Start Available data
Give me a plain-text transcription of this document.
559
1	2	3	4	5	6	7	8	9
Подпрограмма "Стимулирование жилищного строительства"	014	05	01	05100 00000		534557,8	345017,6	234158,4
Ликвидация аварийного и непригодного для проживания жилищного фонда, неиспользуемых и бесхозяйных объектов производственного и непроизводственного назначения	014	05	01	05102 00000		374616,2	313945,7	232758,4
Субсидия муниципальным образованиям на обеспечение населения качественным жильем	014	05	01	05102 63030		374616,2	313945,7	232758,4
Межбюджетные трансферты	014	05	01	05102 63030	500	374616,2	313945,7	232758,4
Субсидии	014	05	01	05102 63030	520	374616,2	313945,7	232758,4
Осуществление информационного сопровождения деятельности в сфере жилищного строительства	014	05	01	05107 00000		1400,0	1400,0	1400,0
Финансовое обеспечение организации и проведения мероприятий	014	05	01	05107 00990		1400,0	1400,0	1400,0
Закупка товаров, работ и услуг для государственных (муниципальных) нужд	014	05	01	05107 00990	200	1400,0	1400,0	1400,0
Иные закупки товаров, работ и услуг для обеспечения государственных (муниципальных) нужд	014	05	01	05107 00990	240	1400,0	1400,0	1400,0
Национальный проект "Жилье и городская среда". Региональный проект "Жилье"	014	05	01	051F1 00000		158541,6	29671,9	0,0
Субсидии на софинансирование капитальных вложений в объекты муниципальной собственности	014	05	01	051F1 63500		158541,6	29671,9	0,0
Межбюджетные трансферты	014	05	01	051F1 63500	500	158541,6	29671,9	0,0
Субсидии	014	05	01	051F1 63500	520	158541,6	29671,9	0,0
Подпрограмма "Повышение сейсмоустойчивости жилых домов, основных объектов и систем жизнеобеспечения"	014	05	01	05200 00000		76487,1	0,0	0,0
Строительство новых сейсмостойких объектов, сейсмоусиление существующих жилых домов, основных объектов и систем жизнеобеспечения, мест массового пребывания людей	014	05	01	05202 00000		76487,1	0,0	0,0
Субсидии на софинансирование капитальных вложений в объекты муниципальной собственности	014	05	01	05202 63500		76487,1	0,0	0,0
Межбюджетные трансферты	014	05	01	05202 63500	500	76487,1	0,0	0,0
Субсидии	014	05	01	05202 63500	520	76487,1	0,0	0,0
End Available data
• Problem statement: Return the listing above in its exact form.

• Result for this task:
Give me a plain-text transcription of this document.
559
1	2	3	4	5	6	7	8	9
Подпрограмма "Стимулирование жилищного строительства"	014	05	01	05100 00000		534557,8	345017,6	234158,4
Ликвидация аварийного и непригодного для проживания жилищного фонда, неиспользуемых и бесхозяйных объектов производственного и непроизводственного назначения	014	05	01	05102 00000		374616,2	313945,7	232758,4
Субсидия муниципальным образованиям на обеспечение населения качественным жильем	014	05	01	05102 63030		374616,2	313945,7	232758,4
Межбюджетные трансферты	014	05	01	05102 63030	500	374616,2	313945,7	232758,4
Субсидии	014	05	01	05102 63030	520	374616,2	313945,7	232758,4
Осуществление информационного сопровождения деятельности в сфере жилищного строительства	014	05	01	05107 00000		1400,0	1400,0	1400,0
Финансовое обеспечение организации и проведения мероприятий	014	05	01	05107 00990		1400,0	1400,0	1400,0
Закупка товаров, работ и услуг для государственных (муниципальных) нужд	014	05	01	05107 00990	200	1400,0	1400,0	1400,0
Иные закупки товаров, работ и услуг для обеспечения государственных (муниципальных) нужд	014	05	01	05107 00990	240	1400,0	1400,0	1400,0
Национальный проект "Жилье и городская среда". Региональный проект "Жилье"	014	05	01	051F1 00000		158541,6	29671,9	0,0
Субсидии на софинансирование капитальных вложений в объекты муниципальной собственности	014	05	01	051F1 63500		158541,6	29671,9	0,0
Межбюджетные трансферты	014	05	01	051F1 63500	500	158541,6	29671,9	0,0
Субсидии	014	05	01	051F1 63500	520	158541,6	29671,9	0,0
Подпрограмма "Повышение сейсмоустойчивости жилых домов, основных объектов и систем жизнеобеспечения"	014	05	01	05200 00000		76487,1	0,0	0,0
Строительство новых сейсмостойких объектов, сейсмоусиление существующих жилых домов, основных объектов и систем жизнеобеспечения, мест массового пребывания людей	014	05	01	05202 00000		76487,1	0,0	0,0
Субсидии на софинансирование капитальных вложений в объекты муниципальной собственности	014	05	01	05202 63500		76487,1	0,0	0,0
Межбюджетные трансферты	014	05	01	05202 63500	500	76487,1	0,0	0,0
Субсидии	014	05	01	05202 63500	520	76487,1	0,0	0,0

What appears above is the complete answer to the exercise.